Goal:
Copy the lines below word for word.

Provided records:
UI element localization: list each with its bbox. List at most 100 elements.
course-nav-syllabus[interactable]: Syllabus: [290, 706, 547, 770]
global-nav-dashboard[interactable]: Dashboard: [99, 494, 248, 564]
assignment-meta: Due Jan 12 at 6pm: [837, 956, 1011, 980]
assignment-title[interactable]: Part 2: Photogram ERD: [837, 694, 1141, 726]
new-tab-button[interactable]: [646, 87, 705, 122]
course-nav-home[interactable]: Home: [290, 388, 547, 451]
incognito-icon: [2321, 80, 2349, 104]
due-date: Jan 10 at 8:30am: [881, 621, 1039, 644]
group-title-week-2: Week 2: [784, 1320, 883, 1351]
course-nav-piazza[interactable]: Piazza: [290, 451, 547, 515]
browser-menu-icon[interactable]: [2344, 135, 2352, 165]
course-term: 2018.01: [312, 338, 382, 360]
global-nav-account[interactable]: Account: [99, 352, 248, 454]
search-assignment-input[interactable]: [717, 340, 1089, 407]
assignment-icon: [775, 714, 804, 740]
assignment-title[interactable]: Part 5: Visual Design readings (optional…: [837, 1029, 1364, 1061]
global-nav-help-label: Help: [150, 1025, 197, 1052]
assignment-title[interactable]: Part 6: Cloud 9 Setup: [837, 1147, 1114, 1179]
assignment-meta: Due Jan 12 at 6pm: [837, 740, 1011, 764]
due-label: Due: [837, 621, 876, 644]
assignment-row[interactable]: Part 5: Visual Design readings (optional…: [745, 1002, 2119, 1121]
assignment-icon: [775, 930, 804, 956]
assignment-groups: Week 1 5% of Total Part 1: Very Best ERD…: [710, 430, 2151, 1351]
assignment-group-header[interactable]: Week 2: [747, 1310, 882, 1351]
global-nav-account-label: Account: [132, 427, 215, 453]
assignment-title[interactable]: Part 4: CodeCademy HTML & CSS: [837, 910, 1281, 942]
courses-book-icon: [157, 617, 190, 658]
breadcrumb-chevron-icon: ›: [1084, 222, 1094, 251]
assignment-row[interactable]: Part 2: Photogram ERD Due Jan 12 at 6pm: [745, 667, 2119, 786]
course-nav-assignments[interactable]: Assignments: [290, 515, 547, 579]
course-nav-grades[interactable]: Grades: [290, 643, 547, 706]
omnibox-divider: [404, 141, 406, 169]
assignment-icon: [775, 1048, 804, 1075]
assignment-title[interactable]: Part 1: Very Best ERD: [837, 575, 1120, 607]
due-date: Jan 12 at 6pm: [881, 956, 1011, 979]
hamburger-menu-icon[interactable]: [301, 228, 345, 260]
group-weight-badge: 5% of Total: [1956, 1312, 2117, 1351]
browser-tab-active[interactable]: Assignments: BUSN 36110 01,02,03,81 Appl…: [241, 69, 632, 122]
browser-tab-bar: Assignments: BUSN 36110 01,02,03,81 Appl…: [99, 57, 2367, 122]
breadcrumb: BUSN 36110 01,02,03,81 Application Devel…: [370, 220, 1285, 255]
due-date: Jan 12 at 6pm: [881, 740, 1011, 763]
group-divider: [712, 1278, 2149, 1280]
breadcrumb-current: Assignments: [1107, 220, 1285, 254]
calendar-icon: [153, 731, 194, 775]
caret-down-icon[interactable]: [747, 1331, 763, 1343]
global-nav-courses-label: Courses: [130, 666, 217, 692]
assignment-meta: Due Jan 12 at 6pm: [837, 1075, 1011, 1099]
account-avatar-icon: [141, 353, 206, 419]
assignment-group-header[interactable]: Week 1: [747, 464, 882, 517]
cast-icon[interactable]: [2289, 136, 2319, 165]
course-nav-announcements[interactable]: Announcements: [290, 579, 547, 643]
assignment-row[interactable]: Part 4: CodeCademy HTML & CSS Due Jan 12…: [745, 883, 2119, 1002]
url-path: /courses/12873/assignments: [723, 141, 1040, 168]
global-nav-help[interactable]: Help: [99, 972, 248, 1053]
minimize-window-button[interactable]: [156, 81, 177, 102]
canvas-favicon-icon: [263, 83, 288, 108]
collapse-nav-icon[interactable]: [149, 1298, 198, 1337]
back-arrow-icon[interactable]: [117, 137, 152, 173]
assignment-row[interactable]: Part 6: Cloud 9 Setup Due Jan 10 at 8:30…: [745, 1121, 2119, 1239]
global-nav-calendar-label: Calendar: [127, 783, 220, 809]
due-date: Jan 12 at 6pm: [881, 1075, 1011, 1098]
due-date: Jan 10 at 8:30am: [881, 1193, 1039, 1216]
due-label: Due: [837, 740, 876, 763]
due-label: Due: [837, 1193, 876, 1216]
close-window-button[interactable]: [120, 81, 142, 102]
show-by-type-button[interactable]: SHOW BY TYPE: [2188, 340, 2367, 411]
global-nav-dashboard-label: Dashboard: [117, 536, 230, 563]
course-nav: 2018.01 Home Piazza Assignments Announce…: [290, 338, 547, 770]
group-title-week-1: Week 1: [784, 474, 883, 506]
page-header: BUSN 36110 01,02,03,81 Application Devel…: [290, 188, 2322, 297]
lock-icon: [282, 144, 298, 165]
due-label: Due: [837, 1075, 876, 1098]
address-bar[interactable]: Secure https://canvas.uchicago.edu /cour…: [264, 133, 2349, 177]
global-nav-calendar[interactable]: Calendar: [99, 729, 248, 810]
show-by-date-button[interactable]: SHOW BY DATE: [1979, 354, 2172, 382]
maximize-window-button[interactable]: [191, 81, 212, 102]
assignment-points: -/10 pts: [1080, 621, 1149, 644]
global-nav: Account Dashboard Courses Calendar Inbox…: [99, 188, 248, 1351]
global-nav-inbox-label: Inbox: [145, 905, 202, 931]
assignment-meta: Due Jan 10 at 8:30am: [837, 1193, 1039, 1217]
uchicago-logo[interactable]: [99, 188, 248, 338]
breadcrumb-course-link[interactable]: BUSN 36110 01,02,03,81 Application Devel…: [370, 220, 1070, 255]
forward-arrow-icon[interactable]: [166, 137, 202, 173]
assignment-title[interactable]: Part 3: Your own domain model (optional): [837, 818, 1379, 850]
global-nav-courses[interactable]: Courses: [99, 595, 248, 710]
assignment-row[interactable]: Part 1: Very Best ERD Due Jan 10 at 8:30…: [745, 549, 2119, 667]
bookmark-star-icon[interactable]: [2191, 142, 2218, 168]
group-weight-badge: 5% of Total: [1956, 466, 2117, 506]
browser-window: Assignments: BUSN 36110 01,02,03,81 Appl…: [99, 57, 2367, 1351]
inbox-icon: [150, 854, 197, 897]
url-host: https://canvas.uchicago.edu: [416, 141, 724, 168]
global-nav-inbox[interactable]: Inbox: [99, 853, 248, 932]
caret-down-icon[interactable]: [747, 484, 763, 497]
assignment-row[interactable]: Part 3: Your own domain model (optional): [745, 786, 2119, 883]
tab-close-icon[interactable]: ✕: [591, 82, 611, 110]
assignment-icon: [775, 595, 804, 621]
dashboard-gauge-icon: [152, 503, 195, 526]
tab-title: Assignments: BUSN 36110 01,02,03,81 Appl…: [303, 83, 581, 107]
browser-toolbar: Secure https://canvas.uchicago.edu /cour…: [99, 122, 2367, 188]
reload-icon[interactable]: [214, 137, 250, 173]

Expected output:
UI element localization: list each with its bbox. List at most 100 elements.
course-nav-syllabus[interactable]: Syllabus: [290, 706, 547, 770]
global-nav-dashboard[interactable]: Dashboard: [99, 494, 248, 564]
assignment-meta: Due Jan 12 at 6pm: [837, 956, 1011, 980]
assignment-title[interactable]: Part 2: Photogram ERD: [837, 694, 1141, 726]
new-tab-button[interactable]: [646, 87, 705, 122]
course-nav-home[interactable]: Home: [290, 388, 547, 451]
incognito-icon: [2321, 80, 2349, 104]
due-date: Jan 10 at 8:30am: [881, 621, 1039, 644]
group-title-week-2: Week 2: [784, 1320, 883, 1351]
course-nav-piazza[interactable]: Piazza: [290, 451, 547, 515]
browser-menu-icon[interactable]: [2344, 135, 2352, 165]
course-term: 2018.01: [312, 338, 382, 360]
global-nav-account[interactable]: Account: [99, 352, 248, 454]
search-assignment-input[interactable]: [717, 340, 1089, 407]
assignment-icon: [775, 714, 804, 740]
assignment-title[interactable]: Part 5: Visual Design readings (optional…: [837, 1029, 1364, 1061]
global-nav-help-label: Help: [150, 1025, 197, 1052]
assignment-title[interactable]: Part 6: Cloud 9 Setup: [837, 1147, 1114, 1179]
assignment-meta: Due Jan 12 at 6pm: [837, 740, 1011, 764]
due-label: Due: [837, 621, 876, 644]
assignment-row[interactable]: Part 5: Visual Design readings (optional…: [745, 1002, 2119, 1121]
assignment-icon: [775, 930, 804, 956]
assignment-groups: Week 1 5% of Total Part 1: Very Best ERD…: [710, 430, 2151, 1351]
assignment-group-header[interactable]: Week 2: [747, 1310, 882, 1351]
global-nav-account-label: Account: [132, 427, 215, 453]
assignment-title[interactable]: Part 4: CodeCademy HTML & CSS: [837, 910, 1281, 942]
courses-book-icon: [157, 617, 190, 658]
breadcrumb-chevron-icon: ›: [1084, 222, 1094, 251]
assignment-row[interactable]: Part 2: Photogram ERD Due Jan 12 at 6pm: [745, 667, 2119, 786]
course-nav-assignments[interactable]: Assignments: [290, 515, 547, 579]
course-nav-grades[interactable]: Grades: [290, 643, 547, 706]
omnibox-divider: [404, 141, 406, 169]
assignment-icon: [775, 1048, 804, 1075]
assignment-title[interactable]: Part 1: Very Best ERD: [837, 575, 1120, 607]
due-date: Jan 12 at 6pm: [881, 956, 1011, 979]
hamburger-menu-icon[interactable]: [301, 228, 345, 260]
group-weight-badge: 5% of Total: [1956, 1312, 2117, 1351]
browser-tab-active[interactable]: Assignments: BUSN 36110 01,02,03,81 Appl…: [241, 69, 632, 122]
browser-tab-bar: Assignments: BUSN 36110 01,02,03,81 Appl…: [99, 57, 2367, 122]
breadcrumb: BUSN 36110 01,02,03,81 Application Devel…: [370, 220, 1285, 255]
due-date: Jan 12 at 6pm: [881, 740, 1011, 763]
group-divider: [712, 1278, 2149, 1280]
breadcrumb-current: Assignments: [1107, 220, 1285, 254]
calendar-icon: [153, 731, 194, 775]
caret-down-icon[interactable]: [747, 1331, 763, 1343]
global-nav-courses-label: Courses: [130, 666, 217, 692]
assignment-meta: Due Jan 12 at 6pm: [837, 1075, 1011, 1099]
account-avatar-icon: [141, 353, 206, 419]
assignment-group-header[interactable]: Week 1: [747, 464, 882, 517]
cast-icon[interactable]: [2289, 136, 2319, 165]
course-nav-announcements[interactable]: Announcements: [290, 579, 547, 643]
assignment-row[interactable]: Part 4: CodeCademy HTML & CSS Due Jan 12…: [745, 883, 2119, 1002]
url-path: /courses/12873/assignments: [723, 141, 1040, 168]
global-nav-help[interactable]: Help: [99, 972, 248, 1053]
minimize-window-button[interactable]: [156, 81, 177, 102]
canvas-favicon-icon: [263, 83, 288, 108]
collapse-nav-icon[interactable]: [149, 1298, 198, 1337]
back-arrow-icon[interactable]: [117, 137, 152, 173]
assignment-row[interactable]: Part 6: Cloud 9 Setup Due Jan 10 at 8:30…: [745, 1121, 2119, 1239]
global-nav-calendar-label: Calendar: [127, 783, 220, 809]
due-date: Jan 12 at 6pm: [881, 1075, 1011, 1098]
due-date: Jan 10 at 8:30am: [881, 1193, 1039, 1216]
due-label: Due: [837, 740, 876, 763]
due-label: Due: [837, 1193, 876, 1216]
close-window-button[interactable]: [120, 81, 142, 102]
show-by-type-button[interactable]: SHOW BY TYPE: [2188, 340, 2367, 411]
global-nav-dashboard-label: Dashboard: [117, 536, 230, 563]
course-nav: 2018.01 Home Piazza Assignments Announce…: [290, 338, 547, 770]
group-title-week-1: Week 1: [784, 474, 883, 506]
page-header: BUSN 36110 01,02,03,81 Application Devel…: [290, 188, 2322, 297]
lock-icon: [282, 144, 298, 165]
due-label: Due: [837, 1075, 876, 1098]
address-bar[interactable]: Secure https://canvas.uchicago.edu /cour…: [264, 133, 2349, 177]
global-nav-calendar[interactable]: Calendar: [99, 729, 248, 810]
show-by-date-button[interactable]: SHOW BY DATE: [1979, 354, 2172, 382]
maximize-window-button[interactable]: [191, 81, 212, 102]
assignment-points: -/10 pts: [1080, 621, 1149, 644]
global-nav: Account Dashboard Courses Calendar Inbox…: [99, 188, 248, 1351]
global-nav-inbox-label: Inbox: [145, 905, 202, 931]
assignment-meta: Due Jan 10 at 8:30am: [837, 1193, 1039, 1217]
uchicago-logo[interactable]: [99, 188, 248, 338]
breadcrumb-course-link[interactable]: BUSN 36110 01,02,03,81 Application Devel…: [370, 220, 1070, 255]
forward-arrow-icon[interactable]: [166, 137, 202, 173]
assignment-title[interactable]: Part 3: Your own domain model (optional): [837, 818, 1379, 850]
global-nav-courses[interactable]: Courses: [99, 595, 248, 710]
assignment-row[interactable]: Part 1: Very Best ERD Due Jan 10 at 8:30…: [745, 549, 2119, 667]
bookmark-star-icon[interactable]: [2191, 142, 2218, 168]
group-weight-badge: 5% of Total: [1956, 466, 2117, 506]
browser-window: Assignments: BUSN 36110 01,02,03,81 Appl…: [99, 57, 2367, 1351]
inbox-icon: [150, 854, 197, 897]
url-host: https://canvas.uchicago.edu: [416, 141, 724, 168]
global-nav-inbox[interactable]: Inbox: [99, 853, 248, 932]
caret-down-icon[interactable]: [747, 484, 763, 497]
assignment-row[interactable]: Part 3: Your own domain model (optional): [745, 786, 2119, 883]
tab-close-icon[interactable]: ✕: [591, 82, 611, 110]
assignment-icon: [775, 595, 804, 621]
dashboard-gauge-icon: [152, 503, 195, 526]
tab-title: Assignments: BUSN 36110 01,02,03,81 Appl…: [303, 83, 581, 107]
browser-toolbar: Secure https://canvas.uchicago.edu /cour…: [99, 122, 2367, 188]
reload-icon[interactable]: [214, 137, 250, 173]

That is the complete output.